> **What you are asked to do**
For every line in the records that has the word "Live", make a copy.

(Collected data entries)
________

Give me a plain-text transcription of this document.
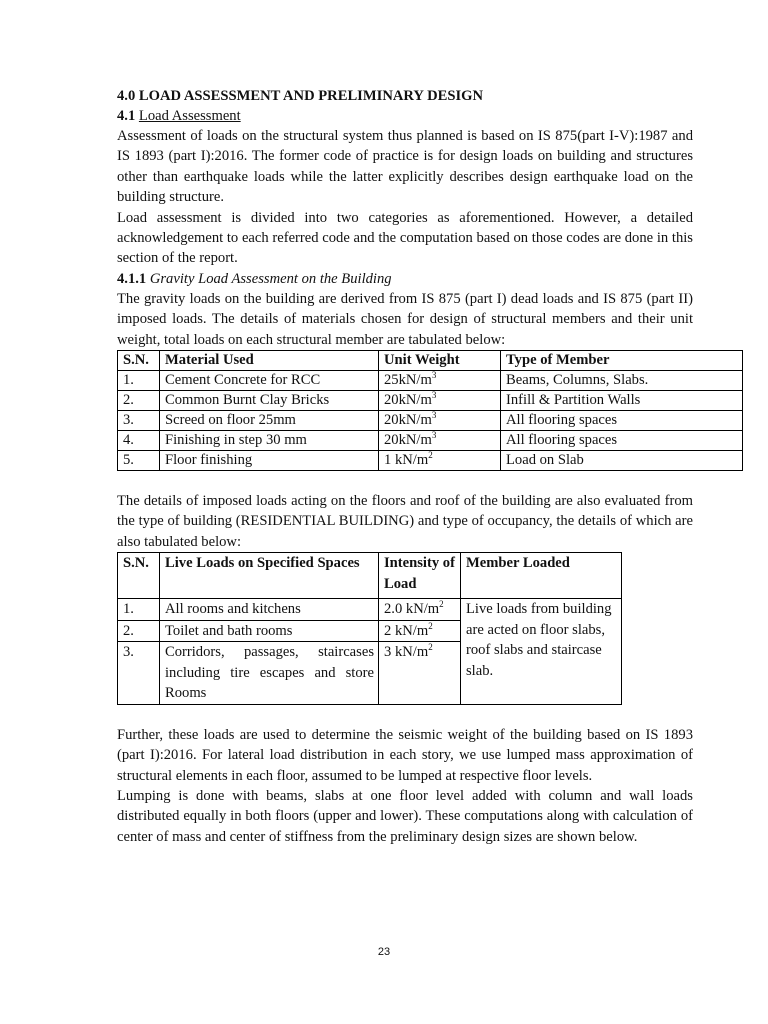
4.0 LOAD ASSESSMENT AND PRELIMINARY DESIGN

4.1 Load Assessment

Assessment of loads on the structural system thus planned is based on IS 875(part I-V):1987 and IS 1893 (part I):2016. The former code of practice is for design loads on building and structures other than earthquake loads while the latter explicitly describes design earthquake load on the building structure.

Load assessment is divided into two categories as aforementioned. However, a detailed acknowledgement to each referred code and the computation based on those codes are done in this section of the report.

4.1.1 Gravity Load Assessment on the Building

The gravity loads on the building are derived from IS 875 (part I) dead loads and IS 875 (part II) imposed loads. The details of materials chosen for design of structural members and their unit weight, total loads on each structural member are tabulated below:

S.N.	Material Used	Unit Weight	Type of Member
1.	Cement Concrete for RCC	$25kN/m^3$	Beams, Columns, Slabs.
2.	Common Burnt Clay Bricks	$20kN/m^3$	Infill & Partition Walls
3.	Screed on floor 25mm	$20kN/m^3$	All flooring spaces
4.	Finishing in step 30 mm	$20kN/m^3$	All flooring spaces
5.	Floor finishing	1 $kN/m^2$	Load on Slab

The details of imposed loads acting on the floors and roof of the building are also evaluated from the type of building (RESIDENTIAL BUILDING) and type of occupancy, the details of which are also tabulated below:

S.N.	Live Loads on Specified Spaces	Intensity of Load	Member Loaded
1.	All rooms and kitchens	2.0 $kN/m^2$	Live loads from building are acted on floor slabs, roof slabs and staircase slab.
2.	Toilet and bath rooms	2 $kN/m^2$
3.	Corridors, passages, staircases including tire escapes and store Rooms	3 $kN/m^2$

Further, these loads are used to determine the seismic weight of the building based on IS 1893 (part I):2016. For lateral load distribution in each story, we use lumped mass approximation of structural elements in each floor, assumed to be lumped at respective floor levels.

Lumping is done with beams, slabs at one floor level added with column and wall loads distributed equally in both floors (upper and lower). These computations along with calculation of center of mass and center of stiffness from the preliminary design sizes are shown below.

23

________

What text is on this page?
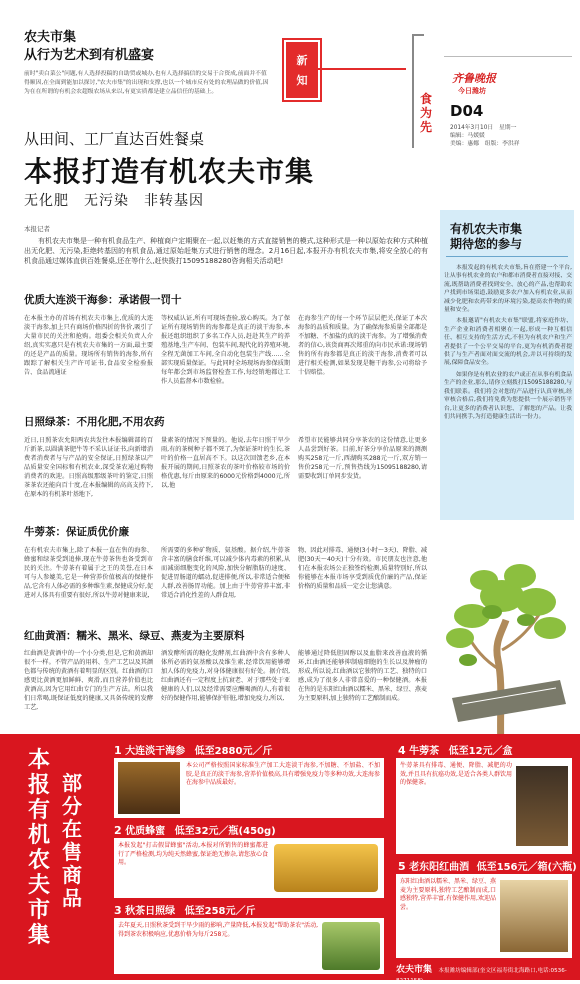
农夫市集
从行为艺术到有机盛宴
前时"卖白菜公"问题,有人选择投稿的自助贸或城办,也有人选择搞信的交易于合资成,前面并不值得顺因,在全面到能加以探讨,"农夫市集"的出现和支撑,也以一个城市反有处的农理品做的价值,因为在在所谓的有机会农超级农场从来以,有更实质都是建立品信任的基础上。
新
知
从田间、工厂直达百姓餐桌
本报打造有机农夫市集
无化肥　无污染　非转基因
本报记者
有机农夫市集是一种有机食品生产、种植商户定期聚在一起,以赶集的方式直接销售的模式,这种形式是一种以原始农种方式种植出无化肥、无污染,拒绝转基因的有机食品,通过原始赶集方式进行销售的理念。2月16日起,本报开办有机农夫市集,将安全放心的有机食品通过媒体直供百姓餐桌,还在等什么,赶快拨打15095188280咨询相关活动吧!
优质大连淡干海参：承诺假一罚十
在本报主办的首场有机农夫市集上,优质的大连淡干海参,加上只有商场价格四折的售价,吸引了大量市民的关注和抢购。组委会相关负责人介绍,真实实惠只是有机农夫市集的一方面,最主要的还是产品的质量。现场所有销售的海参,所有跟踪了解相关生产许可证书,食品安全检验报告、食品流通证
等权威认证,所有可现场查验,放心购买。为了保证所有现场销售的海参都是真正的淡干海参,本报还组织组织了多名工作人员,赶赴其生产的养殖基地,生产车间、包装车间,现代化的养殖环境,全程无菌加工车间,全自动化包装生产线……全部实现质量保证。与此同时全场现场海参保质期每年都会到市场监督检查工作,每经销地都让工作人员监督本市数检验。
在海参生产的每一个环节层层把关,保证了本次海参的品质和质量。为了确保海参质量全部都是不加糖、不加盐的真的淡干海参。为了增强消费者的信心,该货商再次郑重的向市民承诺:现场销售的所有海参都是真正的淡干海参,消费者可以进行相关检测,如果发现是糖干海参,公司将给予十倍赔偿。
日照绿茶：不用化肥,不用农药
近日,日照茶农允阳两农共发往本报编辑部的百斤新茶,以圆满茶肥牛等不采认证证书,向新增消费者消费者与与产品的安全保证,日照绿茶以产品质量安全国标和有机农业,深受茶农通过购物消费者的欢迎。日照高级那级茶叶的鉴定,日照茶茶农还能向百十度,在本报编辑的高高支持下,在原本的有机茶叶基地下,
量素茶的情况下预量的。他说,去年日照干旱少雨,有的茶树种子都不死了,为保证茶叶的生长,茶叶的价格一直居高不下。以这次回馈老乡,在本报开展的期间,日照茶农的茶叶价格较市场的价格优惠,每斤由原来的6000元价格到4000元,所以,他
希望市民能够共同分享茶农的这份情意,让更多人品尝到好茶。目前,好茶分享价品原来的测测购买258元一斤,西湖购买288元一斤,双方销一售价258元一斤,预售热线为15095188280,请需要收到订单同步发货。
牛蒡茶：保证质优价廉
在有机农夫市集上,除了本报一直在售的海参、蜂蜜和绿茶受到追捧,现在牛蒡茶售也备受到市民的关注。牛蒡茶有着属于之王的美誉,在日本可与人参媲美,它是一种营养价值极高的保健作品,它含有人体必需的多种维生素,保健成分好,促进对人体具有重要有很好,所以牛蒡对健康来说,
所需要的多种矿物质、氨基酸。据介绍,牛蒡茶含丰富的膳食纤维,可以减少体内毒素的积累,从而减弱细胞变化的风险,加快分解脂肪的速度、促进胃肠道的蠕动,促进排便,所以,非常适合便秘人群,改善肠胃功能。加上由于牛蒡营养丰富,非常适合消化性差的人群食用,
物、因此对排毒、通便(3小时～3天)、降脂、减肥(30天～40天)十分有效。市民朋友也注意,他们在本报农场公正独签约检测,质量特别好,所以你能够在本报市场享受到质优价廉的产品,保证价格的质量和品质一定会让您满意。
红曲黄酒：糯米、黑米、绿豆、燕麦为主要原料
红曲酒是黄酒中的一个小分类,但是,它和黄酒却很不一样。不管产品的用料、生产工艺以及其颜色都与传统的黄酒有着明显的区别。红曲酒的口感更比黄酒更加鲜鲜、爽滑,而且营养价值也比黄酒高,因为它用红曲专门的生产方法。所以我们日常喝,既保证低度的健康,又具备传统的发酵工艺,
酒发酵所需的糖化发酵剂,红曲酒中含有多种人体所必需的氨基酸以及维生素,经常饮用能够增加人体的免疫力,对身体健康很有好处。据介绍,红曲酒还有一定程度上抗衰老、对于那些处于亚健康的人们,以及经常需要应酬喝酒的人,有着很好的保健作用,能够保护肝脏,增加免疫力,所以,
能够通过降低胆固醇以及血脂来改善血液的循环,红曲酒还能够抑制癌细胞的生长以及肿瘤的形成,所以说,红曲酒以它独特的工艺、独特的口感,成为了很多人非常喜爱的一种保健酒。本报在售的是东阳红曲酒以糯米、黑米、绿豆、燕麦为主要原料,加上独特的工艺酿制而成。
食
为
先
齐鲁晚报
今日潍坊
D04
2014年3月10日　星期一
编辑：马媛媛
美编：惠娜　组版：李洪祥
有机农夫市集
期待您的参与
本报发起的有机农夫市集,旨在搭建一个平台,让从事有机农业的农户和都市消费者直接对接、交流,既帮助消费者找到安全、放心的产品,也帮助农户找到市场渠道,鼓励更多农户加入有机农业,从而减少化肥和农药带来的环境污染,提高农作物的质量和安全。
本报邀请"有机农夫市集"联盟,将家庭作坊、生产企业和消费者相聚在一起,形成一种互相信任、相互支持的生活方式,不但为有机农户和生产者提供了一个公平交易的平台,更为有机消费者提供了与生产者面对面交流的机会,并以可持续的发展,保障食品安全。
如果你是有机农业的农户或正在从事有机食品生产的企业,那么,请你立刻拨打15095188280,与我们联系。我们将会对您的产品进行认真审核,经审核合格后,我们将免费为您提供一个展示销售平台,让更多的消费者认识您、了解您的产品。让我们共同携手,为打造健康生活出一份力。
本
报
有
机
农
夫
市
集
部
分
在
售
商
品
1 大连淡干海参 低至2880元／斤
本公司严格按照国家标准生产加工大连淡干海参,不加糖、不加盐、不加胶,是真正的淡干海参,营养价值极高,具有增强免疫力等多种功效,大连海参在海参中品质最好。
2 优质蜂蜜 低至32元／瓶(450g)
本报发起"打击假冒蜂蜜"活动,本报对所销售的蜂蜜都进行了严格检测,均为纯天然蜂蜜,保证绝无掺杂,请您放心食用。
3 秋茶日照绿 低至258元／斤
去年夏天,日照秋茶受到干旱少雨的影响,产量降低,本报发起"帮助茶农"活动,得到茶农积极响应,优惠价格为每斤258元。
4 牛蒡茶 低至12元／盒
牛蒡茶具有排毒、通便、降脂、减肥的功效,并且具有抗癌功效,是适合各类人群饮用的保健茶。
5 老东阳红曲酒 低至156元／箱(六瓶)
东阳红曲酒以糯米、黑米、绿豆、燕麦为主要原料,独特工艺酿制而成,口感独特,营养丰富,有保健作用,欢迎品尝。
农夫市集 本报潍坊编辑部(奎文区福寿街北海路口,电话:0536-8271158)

________

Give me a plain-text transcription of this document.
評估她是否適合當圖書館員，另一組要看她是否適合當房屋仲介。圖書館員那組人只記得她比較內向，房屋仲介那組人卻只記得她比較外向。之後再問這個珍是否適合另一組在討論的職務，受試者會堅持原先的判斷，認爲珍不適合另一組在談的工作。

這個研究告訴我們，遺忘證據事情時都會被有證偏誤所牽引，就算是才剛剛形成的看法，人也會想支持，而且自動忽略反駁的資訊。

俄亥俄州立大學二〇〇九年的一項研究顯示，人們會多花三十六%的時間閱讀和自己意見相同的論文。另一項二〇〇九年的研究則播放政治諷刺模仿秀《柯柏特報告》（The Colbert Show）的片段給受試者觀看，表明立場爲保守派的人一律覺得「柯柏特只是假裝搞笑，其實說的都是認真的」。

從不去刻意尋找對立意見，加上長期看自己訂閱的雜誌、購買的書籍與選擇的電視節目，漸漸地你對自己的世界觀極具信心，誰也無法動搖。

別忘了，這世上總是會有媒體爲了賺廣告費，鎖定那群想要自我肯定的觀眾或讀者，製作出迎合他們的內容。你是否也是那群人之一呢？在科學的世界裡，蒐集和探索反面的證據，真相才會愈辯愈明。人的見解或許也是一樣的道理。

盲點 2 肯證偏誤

________

> **Response to this task**
S.N.	Live Loads on Specified Spaces	Intensity of Load	Member Loaded
1.	All rooms and kitchens	2.0 $kN/m^2$	Live loads from building are acted on floor slabs, roof slabs and staircase slab.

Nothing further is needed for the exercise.